▶ _Your instructions_:
Extract the data exactly, missing nothing.

★ ★ ★ ★ ★

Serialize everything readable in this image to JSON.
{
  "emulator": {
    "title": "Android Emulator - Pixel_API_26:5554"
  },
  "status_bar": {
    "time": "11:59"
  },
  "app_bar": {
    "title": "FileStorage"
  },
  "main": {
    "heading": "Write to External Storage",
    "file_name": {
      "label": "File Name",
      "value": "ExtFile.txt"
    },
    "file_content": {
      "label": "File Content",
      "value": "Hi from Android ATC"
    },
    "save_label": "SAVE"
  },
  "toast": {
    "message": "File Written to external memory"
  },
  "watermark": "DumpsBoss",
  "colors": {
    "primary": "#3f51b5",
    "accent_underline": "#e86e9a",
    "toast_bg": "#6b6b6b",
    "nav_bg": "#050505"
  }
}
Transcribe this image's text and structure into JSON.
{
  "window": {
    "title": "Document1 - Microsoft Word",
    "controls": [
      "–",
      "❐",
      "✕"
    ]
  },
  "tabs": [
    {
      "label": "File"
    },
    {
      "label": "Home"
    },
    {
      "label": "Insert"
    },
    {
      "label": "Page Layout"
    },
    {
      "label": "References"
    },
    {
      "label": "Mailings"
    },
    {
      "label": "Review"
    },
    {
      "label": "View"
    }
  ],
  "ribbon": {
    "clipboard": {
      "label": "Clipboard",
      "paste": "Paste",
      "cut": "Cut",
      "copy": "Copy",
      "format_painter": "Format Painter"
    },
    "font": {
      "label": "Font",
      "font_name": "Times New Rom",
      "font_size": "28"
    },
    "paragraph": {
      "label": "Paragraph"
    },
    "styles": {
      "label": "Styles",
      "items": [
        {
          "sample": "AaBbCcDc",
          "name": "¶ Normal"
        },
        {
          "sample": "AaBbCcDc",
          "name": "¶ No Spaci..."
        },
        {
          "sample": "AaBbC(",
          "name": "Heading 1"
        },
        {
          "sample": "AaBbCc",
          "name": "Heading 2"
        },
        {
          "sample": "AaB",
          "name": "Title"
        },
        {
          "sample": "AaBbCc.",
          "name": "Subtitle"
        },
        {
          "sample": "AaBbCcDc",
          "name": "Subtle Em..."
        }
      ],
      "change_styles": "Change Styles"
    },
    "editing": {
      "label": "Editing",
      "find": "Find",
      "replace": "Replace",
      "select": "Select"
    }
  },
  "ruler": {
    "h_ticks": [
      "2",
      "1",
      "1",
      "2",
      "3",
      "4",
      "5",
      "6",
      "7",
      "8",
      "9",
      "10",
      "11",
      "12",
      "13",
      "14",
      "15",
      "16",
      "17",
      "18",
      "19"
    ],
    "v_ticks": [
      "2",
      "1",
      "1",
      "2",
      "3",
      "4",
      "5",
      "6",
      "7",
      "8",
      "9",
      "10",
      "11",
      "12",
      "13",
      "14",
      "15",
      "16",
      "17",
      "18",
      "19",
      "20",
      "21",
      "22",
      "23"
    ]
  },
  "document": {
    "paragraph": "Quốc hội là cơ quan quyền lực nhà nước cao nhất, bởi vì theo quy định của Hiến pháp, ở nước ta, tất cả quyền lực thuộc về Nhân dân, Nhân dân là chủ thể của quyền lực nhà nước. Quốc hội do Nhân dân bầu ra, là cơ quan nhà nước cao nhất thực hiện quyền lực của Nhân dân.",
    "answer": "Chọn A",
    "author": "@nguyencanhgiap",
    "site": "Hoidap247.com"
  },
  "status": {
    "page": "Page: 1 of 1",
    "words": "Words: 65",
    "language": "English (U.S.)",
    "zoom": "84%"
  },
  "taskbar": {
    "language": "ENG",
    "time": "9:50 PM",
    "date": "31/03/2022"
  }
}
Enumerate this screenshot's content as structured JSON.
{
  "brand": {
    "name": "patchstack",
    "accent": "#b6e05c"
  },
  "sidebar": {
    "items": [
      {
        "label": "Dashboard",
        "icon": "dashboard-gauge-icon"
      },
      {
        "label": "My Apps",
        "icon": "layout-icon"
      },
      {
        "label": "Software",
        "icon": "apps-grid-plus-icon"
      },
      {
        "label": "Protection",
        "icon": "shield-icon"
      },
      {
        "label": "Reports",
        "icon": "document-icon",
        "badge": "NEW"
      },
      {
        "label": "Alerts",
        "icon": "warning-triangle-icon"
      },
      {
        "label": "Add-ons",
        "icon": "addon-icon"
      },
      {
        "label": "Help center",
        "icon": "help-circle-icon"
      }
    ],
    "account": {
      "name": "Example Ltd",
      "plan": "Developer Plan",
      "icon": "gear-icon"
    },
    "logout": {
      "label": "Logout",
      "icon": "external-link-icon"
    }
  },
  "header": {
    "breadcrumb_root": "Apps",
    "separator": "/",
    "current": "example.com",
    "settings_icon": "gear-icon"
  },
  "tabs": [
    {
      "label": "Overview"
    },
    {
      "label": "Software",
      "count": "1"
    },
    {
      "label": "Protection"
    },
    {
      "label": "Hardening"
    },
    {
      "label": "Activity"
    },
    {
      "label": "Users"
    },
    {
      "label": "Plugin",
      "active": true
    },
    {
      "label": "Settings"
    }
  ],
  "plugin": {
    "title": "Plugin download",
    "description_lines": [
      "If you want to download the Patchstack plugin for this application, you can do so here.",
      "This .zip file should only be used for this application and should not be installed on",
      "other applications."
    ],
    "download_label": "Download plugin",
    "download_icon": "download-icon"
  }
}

★ ★ ★ ★ ★

▶ _Correct output_:
Serialize everything readable in this image to JSON.
{
  "emulator": {
    "title": "Android Emulator - Pixel_API_26:5554"
  },
  "status_bar": {
    "time": "11:59"
  },
  "app_bar": {
    "title": "FileStorage"
  },
  "main": {
    "heading": "Write to External Storage",
    "file_name": {
      "label": "File Name",
      "value": "ExtFile.txt"
    },
    "file_content": {
      "label": "File Content",
      "value": "Hi from Android ATC"
    },
    "save_label": "SAVE"
  },
  "toast": {
    "message": "File Written to external memory"
  },
  "watermark": "DumpsBoss",
  "colors": {
    "primary": "#3f51b5",
    "accent_underline": "#e86e9a",
    "toast_bg": "#6b6b6b",
    "nav_bg": "#050505"
  }
}
Transcribe this image's text and structure into JSON.
{
  "window": {
    "title": "Document1 - Microsoft Word",
    "controls": [
      "–",
      "❐",
      "✕"
    ]
  },
  "tabs": [
    {
      "label": "File"
    },
    {
      "label": "Home"
    },
    {
      "label": "Insert"
    },
    {
      "label": "Page Layout"
    },
    {
      "label": "References"
    },
    {
      "label": "Mailings"
    },
    {
      "label": "Review"
    },
    {
      "label": "View"
    }
  ],
  "ribbon": {
    "clipboard": {
      "label": "Clipboard",
      "paste": "Paste",
      "cut": "Cut",
      "copy": "Copy",
      "format_painter": "Format Painter"
    },
    "font": {
      "label": "Font",
      "font_name": "Times New Rom",
      "font_size": "28"
    },
    "paragraph": {
      "label": "Paragraph"
    },
    "styles": {
      "label": "Styles",
      "items": [
        {
          "sample": "AaBbCcDc",
          "name": "¶ Normal"
        },
        {
          "sample": "AaBbCcDc",
          "name": "¶ No Spaci..."
        },
        {
          "sample": "AaBbC(",
          "name": "Heading 1"
        },
        {
          "sample": "AaBbCc",
          "name": "Heading 2"
        },
        {
          "sample": "AaB",
          "name": "Title"
        },
        {
          "sample": "AaBbCc.",
          "name": "Subtitle"
        },
        {
          "sample": "AaBbCcDc",
          "name": "Subtle Em..."
        }
      ],
      "change_styles": "Change Styles"
    },
    "editing": {
      "label": "Editing",
      "find": "Find",
      "replace": "Replace",
      "select": "Select"
    }
  },
  "ruler": {
    "h_ticks": [
      "2",
      "1",
      "1",
      "2",
      "3",
      "4",
      "5",
      "6",
      "7",
      "8",
      "9",
      "10",
      "11",
      "12",
      "13",
      "14",
      "15",
      "16",
      "17",
      "18",
      "19"
    ],
    "v_ticks": [
      "2",
      "1",
      "1",
      "2",
      "3",
      "4",
      "5",
      "6",
      "7",
      "8",
      "9",
      "10",
      "11",
      "12",
      "13",
      "14",
      "15",
      "16",
      "17",
      "18",
      "19",
      "20",
      "21",
      "22",
      "23"
    ]
  },
  "document": {
    "paragraph": "Quốc hội là cơ quan quyền lực nhà nước cao nhất, bởi vì theo quy định của Hiến pháp, ở nước ta, tất cả quyền lực thuộc về Nhân dân, Nhân dân là chủ thể của quyền lực nhà nước. Quốc hội do Nhân dân bầu ra, là cơ quan nhà nước cao nhất thực hiện quyền lực của Nhân dân.",
    "answer": "Chọn A",
    "author": "@nguyencanhgiap",
    "site": "Hoidap247.com"
  },
  "status": {
    "page": "Page: 1 of 1",
    "words": "Words: 65",
    "language": "English (U.S.)",
    "zoom": "84%"
  },
  "taskbar": {
    "language": "ENG",
    "time": "9:50 PM",
    "date": "31/03/2022"
  }
}
Enumerate this screenshot's content as structured JSON.
{
  "brand": {
    "name": "patchstack",
    "accent": "#b6e05c"
  },
  "sidebar": {
    "items": [
      {
        "label": "Dashboard",
        "icon": "dashboard-gauge-icon"
      },
      {
        "label": "My Apps",
        "icon": "layout-icon"
      },
      {
        "label": "Software",
        "icon": "apps-grid-plus-icon"
      },
      {
        "label": "Protection",
        "icon": "shield-icon"
      },
      {
        "label": "Reports",
        "icon": "document-icon",
        "badge": "NEW"
      },
      {
        "label": "Alerts",
        "icon": "warning-triangle-icon"
      },
      {
        "label": "Add-ons",
        "icon": "addon-icon"
      },
      {
        "label": "Help center",
        "icon": "help-circle-icon"
      }
    ],
    "account": {
      "name": "Example Ltd",
      "plan": "Developer Plan",
      "icon": "gear-icon"
    },
    "logout": {
      "label": "Logout",
      "icon": "external-link-icon"
    }
  },
  "header": {
    "breadcrumb_root": "Apps",
    "separator": "/",
    "current": "example.com",
    "settings_icon": "gear-icon"
  },
  "tabs": [
    {
      "label": "Overview"
    },
    {
      "label": "Software",
      "count": "1"
    },
    {
      "label": "Protection"
    },
    {
      "label": "Hardening"
    },
    {
      "label": "Activity"
    },
    {
      "label": "Users"
    },
    {
      "label": "Plugin",
      "active": true
    },
    {
      "label": "Settings"
    }
  ],
  "plugin": {
    "title": "Plugin download",
    "description_lines": [
      "If you want to download the Patchstack plugin for this application, you can do so here.",
      "This .zip file should only be used for this application and should not be installed on",
      "other applications."
    ],
    "download_label": "Download plugin",
    "download_icon": "download-icon"
  }
}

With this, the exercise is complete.